> _TASK OBJECTIVE_: Retype the listing word for word, starting at its first line and stopping after the line that has "svg-text:March: March bbox=[228, 272, 258, 283]". Include only those lines.

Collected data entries
- - -

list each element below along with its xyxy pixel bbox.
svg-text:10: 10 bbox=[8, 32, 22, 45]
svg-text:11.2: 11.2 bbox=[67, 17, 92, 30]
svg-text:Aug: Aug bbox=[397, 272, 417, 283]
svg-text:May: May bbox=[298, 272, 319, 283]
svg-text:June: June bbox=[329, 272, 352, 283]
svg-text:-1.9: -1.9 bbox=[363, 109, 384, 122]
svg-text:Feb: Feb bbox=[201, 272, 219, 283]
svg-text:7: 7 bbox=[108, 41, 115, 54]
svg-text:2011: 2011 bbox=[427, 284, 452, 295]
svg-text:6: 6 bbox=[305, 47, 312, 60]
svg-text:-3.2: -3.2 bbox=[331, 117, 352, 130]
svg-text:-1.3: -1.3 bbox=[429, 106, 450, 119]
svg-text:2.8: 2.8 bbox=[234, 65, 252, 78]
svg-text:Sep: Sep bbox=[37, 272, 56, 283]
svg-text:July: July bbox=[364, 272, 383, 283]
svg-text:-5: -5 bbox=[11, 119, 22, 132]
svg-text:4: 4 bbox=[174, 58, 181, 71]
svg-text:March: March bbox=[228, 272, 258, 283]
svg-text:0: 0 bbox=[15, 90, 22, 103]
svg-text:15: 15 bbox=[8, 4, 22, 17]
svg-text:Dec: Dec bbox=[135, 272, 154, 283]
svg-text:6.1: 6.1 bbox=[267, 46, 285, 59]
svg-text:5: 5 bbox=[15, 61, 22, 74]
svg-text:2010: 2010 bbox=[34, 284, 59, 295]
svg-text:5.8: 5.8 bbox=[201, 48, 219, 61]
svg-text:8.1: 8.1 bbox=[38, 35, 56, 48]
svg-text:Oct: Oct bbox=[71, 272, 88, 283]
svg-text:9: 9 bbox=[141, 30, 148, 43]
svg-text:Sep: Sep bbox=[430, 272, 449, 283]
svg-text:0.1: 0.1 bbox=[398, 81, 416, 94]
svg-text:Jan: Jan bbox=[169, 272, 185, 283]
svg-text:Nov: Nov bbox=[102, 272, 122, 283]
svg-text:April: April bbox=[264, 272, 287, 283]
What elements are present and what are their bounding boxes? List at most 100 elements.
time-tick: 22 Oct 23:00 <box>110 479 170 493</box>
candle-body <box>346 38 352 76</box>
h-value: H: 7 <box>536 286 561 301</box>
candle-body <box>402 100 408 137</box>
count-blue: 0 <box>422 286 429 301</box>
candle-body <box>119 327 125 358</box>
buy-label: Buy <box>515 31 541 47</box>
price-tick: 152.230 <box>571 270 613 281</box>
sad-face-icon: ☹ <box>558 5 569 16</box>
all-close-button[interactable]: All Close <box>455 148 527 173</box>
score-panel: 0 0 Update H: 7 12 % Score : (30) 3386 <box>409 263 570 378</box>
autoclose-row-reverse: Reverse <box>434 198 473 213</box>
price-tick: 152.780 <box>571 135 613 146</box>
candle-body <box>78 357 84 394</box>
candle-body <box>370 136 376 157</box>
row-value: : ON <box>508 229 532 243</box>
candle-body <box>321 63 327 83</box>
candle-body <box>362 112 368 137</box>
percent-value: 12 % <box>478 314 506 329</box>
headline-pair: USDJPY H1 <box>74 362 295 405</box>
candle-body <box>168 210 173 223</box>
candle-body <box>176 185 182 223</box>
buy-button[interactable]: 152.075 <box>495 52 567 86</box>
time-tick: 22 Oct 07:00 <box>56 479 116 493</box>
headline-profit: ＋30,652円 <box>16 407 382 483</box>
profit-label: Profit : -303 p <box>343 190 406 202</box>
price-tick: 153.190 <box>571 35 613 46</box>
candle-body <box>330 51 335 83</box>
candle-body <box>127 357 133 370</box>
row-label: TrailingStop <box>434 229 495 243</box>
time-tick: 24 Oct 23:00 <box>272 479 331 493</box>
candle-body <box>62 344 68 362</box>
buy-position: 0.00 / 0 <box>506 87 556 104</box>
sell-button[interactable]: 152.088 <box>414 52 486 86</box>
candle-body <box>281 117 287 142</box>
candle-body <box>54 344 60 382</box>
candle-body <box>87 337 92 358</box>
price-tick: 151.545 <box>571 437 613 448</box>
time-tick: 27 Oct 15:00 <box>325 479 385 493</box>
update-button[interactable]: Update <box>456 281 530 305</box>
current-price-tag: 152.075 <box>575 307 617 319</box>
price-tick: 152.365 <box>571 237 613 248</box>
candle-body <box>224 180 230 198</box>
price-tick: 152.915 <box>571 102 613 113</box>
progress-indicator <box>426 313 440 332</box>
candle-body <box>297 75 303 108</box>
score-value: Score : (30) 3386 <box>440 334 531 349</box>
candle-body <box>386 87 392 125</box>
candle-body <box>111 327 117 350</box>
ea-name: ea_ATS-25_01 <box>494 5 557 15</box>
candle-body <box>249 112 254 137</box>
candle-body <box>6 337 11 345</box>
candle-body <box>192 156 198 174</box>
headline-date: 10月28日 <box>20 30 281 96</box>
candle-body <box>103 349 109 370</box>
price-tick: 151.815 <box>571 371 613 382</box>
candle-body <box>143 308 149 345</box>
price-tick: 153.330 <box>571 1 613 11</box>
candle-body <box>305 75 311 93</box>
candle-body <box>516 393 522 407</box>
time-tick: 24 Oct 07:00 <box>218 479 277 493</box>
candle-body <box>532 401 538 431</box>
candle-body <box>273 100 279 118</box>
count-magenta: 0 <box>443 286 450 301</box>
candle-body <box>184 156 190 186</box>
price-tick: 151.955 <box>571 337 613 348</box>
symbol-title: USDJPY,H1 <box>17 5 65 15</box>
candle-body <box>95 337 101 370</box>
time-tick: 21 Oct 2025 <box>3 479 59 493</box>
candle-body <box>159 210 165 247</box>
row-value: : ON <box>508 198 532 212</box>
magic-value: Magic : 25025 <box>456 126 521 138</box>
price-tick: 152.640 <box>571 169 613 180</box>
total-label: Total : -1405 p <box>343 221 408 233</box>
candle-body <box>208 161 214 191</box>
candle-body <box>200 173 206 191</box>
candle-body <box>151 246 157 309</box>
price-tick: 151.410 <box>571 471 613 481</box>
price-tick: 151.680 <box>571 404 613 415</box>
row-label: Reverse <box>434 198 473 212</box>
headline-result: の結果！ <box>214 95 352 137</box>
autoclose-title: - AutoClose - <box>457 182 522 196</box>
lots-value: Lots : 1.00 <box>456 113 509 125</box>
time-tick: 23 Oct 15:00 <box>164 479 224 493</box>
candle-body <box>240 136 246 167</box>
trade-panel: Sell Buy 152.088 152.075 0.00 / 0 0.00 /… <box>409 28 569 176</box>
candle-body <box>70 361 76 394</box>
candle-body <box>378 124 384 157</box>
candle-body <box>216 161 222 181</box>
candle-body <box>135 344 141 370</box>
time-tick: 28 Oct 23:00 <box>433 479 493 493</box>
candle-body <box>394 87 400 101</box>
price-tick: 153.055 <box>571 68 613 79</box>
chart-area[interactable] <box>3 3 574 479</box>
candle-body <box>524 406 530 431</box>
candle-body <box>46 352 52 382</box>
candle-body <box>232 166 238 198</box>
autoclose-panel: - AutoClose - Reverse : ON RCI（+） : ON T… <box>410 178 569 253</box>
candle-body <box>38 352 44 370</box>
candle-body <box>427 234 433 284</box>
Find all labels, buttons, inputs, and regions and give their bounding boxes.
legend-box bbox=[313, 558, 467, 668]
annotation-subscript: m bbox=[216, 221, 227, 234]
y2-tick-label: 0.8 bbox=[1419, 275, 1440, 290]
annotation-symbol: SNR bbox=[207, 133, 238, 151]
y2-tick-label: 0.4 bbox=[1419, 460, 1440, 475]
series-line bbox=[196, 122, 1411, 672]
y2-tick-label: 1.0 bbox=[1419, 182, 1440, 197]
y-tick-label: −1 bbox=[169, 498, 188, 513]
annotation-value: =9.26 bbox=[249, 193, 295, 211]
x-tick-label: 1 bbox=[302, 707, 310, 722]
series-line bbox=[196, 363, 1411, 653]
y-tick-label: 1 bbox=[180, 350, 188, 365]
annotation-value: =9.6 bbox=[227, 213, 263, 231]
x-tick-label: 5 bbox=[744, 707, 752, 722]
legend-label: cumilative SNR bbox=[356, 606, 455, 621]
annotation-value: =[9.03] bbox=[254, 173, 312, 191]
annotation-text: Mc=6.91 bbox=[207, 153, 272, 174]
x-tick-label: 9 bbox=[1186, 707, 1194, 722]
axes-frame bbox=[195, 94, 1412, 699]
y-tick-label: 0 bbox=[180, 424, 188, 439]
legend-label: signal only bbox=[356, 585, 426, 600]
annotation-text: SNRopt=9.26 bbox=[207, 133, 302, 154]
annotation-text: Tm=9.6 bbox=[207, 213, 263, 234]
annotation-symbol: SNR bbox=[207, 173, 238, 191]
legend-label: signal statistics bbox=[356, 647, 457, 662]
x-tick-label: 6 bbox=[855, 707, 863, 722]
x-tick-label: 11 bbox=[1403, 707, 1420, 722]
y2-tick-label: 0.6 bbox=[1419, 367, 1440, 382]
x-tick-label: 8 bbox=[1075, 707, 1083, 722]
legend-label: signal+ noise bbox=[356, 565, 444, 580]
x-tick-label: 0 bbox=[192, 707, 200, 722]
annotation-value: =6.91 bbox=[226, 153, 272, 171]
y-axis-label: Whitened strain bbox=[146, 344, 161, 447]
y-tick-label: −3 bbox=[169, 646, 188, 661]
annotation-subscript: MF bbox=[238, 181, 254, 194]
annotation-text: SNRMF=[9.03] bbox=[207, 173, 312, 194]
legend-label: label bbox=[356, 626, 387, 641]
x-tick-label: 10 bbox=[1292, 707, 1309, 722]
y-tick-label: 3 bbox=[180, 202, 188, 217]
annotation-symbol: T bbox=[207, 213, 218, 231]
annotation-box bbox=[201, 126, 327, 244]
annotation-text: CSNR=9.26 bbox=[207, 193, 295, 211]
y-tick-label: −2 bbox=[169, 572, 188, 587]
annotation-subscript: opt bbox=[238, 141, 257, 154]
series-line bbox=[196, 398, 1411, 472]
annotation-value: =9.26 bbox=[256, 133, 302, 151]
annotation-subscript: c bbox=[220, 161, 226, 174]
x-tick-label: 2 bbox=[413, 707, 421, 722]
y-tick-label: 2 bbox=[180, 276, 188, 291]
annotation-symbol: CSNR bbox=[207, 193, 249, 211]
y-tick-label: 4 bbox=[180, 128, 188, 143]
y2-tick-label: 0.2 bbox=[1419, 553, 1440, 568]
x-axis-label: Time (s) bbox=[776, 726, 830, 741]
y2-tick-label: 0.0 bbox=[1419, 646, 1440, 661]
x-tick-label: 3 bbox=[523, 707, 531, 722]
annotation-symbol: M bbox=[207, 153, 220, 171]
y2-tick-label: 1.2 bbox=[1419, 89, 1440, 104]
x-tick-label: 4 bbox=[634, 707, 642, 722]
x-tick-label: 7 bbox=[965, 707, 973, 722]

- - -

> _REPLY_:
list each element below along with its xyxy pixel bbox.
svg-text:10: 10 bbox=[8, 32, 22, 45]
svg-text:11.2: 11.2 bbox=[67, 17, 92, 30]
svg-text:Aug: Aug bbox=[397, 272, 417, 283]
svg-text:May: May bbox=[298, 272, 319, 283]
svg-text:June: June bbox=[329, 272, 352, 283]
svg-text:-1.9: -1.9 bbox=[363, 109, 384, 122]
svg-text:Feb: Feb bbox=[201, 272, 219, 283]
svg-text:7: 7 bbox=[108, 41, 115, 54]
svg-text:2011: 2011 bbox=[427, 284, 452, 295]
svg-text:6: 6 bbox=[305, 47, 312, 60]
svg-text:-3.2: -3.2 bbox=[331, 117, 352, 130]
svg-text:-1.3: -1.3 bbox=[429, 106, 450, 119]
svg-text:2.8: 2.8 bbox=[234, 65, 252, 78]
svg-text:Sep: Sep bbox=[37, 272, 56, 283]
svg-text:July: July bbox=[364, 272, 383, 283]
svg-text:-5: -5 bbox=[11, 119, 22, 132]
svg-text:4: 4 bbox=[174, 58, 181, 71]
svg-text:March: March bbox=[228, 272, 258, 283]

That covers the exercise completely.